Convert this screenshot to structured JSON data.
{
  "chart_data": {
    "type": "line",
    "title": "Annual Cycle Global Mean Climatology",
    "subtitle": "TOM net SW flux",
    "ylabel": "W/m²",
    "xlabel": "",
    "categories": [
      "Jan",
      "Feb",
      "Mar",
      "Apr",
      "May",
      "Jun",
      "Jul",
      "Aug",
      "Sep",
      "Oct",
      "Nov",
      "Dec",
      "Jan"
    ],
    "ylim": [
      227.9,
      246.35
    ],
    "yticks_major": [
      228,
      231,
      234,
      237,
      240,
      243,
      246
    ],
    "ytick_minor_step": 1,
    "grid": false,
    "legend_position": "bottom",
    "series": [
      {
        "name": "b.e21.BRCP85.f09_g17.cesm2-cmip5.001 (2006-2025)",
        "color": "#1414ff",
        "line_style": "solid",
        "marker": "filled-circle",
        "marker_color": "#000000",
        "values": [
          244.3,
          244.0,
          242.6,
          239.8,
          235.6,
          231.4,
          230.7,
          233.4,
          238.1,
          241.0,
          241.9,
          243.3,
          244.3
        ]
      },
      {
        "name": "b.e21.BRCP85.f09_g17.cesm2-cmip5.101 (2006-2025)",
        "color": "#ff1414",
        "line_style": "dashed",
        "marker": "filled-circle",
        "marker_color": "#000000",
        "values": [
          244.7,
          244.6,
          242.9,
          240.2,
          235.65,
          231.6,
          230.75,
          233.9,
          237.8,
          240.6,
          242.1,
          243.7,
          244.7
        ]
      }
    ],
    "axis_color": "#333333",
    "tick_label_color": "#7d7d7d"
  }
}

::::::

Short problem >>
What is needed here is an exact reproduction of all the entries.

Correct output >>
Convert this screenshot to structured JSON data.
{
  "chart_data": {
    "type": "line",
    "title": "Annual Cycle Global Mean Climatology",
    "subtitle": "TOM net SW flux",
    "ylabel": "W/m²",
    "xlabel": "",
    "categories": [
      "Jan",
      "Feb",
      "Mar",
      "Apr",
      "May",
      "Jun",
      "Jul",
      "Aug",
      "Sep",
      "Oct",
      "Nov",
      "Dec",
      "Jan"
    ],
    "ylim": [
      227.9,
      246.35
    ],
    "yticks_major": [
      228,
      231,
      234,
      237,
      240,
      243,
      246
    ],
    "ytick_minor_step": 1,
    "grid": false,
    "legend_position": "bottom",
    "series": [
      {
        "name": "b.e21.BRCP85.f09_g17.cesm2-cmip5.001 (2006-2025)",
        "color": "#1414ff",
        "line_style": "solid",
        "marker": "filled-circle",
        "marker_color": "#000000",
        "values": [
          244.3,
          244.0,
          242.6,
          239.8,
          235.6,
          231.4,
          230.7,
          233.4,
          238.1,
          241.0,
          241.9,
          243.3,
          244.3
        ]
      },
      {
        "name": "b.e21.BRCP85.f09_g17.cesm2-cmip5.101 (2006-2025)",
        "color": "#ff1414",
        "line_style": "dashed",
        "marker": "filled-circle",
        "marker_color": "#000000",
        "values": [
          244.7,
          244.6,
          242.9,
          240.2,
          235.65,
          231.6,
          230.75,
          233.9,
          237.8,
          240.6,
          242.1,
          243.7,
          244.7
        ]
      }
    ],
    "axis_color": "#333333",
    "tick_label_color": "#7d7d7d"
  }
}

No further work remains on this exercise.